> [RECORDS FOR THE EXERCISE]:
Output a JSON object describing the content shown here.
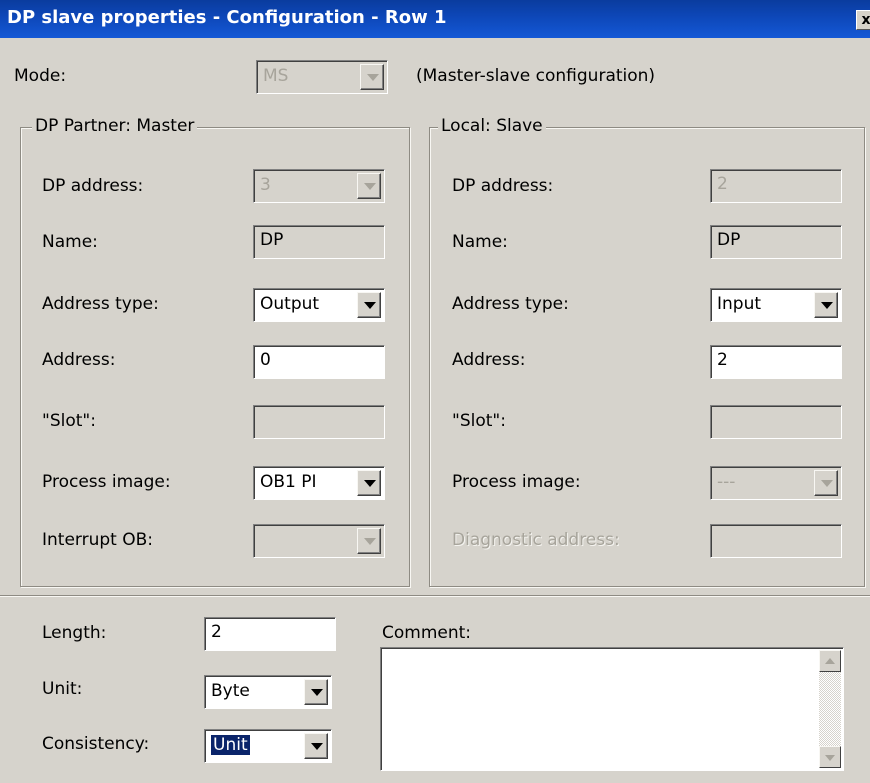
{
  "window": {
    "title": "DP slave properties - Configuration - Row 1",
    "close_symbol": "x"
  },
  "mode": {
    "label": "Mode:",
    "value": "MS",
    "description": "(Master-slave configuration)"
  },
  "master": {
    "group_title": "DP Partner: Master",
    "dp_address_label": "DP address:",
    "dp_address_value": "3",
    "name_label": "Name:",
    "name_value": "DP",
    "address_type_label": "Address type:",
    "address_type_value": "Output",
    "address_label": "Address:",
    "address_value": "0",
    "slot_label": "\"Slot\":",
    "slot_value": "",
    "process_image_label": "Process image:",
    "process_image_value": "OB1 PI",
    "interrupt_ob_label": "Interrupt OB:",
    "interrupt_ob_value": ""
  },
  "slave": {
    "group_title": "Local: Slave",
    "dp_address_label": "DP address:",
    "dp_address_value": "2",
    "name_label": "Name:",
    "name_value": "DP",
    "address_type_label": "Address type:",
    "address_type_value": "Input",
    "address_label": "Address:",
    "address_value": "2",
    "slot_label": "\"Slot\":",
    "slot_value": "",
    "process_image_label": "Process image:",
    "process_image_value": "---",
    "diagnostic_address_label": "Diagnostic address:",
    "diagnostic_address_value": ""
  },
  "bottom": {
    "length_label": "Length:",
    "length_value": "2",
    "unit_label": "Unit:",
    "unit_value": "Byte",
    "consistency_label": "Consistency:",
    "consistency_value": "Unit",
    "comment_label": "Comment:",
    "comment_value": ""
  },
  "colors": {
    "titlebar": "#0d46b6",
    "dialog_bg": "#d6d3cc",
    "selection": "#0a246a"
  }
}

> [WRITTEN PROBLEM]:
All of the records need repeating exactly, except for the pictures.

> [OUTPUT FOR THIS TASK]:
Output a JSON object describing the content shown here.
{
  "window": {
    "title": "DP slave properties - Configuration - Row 1",
    "close_symbol": "x"
  },
  "mode": {
    "label": "Mode:",
    "value": "MS",
    "description": "(Master-slave configuration)"
  },
  "master": {
    "group_title": "DP Partner: Master",
    "dp_address_label": "DP address:",
    "dp_address_value": "3",
    "name_label": "Name:",
    "name_value": "DP",
    "address_type_label": "Address type:",
    "address_type_value": "Output",
    "address_label": "Address:",
    "address_value": "0",
    "slot_label": "\"Slot\":",
    "slot_value": "",
    "process_image_label": "Process image:",
    "process_image_value": "OB1 PI",
    "interrupt_ob_label": "Interrupt OB:",
    "interrupt_ob_value": ""
  },
  "slave": {
    "group_title": "Local: Slave",
    "dp_address_label": "DP address:",
    "dp_address_value": "2",
    "name_label": "Name:",
    "name_value": "DP",
    "address_type_label": "Address type:",
    "address_type_value": "Input",
    "address_label": "Address:",
    "address_value": "2",
    "slot_label": "\"Slot\":",
    "slot_value": "",
    "process_image_label": "Process image:",
    "process_image_value": "---",
    "diagnostic_address_label": "Diagnostic address:",
    "diagnostic_address_value": ""
  },
  "bottom": {
    "length_label": "Length:",
    "length_value": "2",
    "unit_label": "Unit:",
    "unit_value": "Byte",
    "consistency_label": "Consistency:",
    "consistency_value": "Unit",
    "comment_label": "Comment:",
    "comment_value": ""
  },
  "colors": {
    "titlebar": "#0d46b6",
    "dialog_bg": "#d6d3cc",
    "selection": "#0a246a"
  }
}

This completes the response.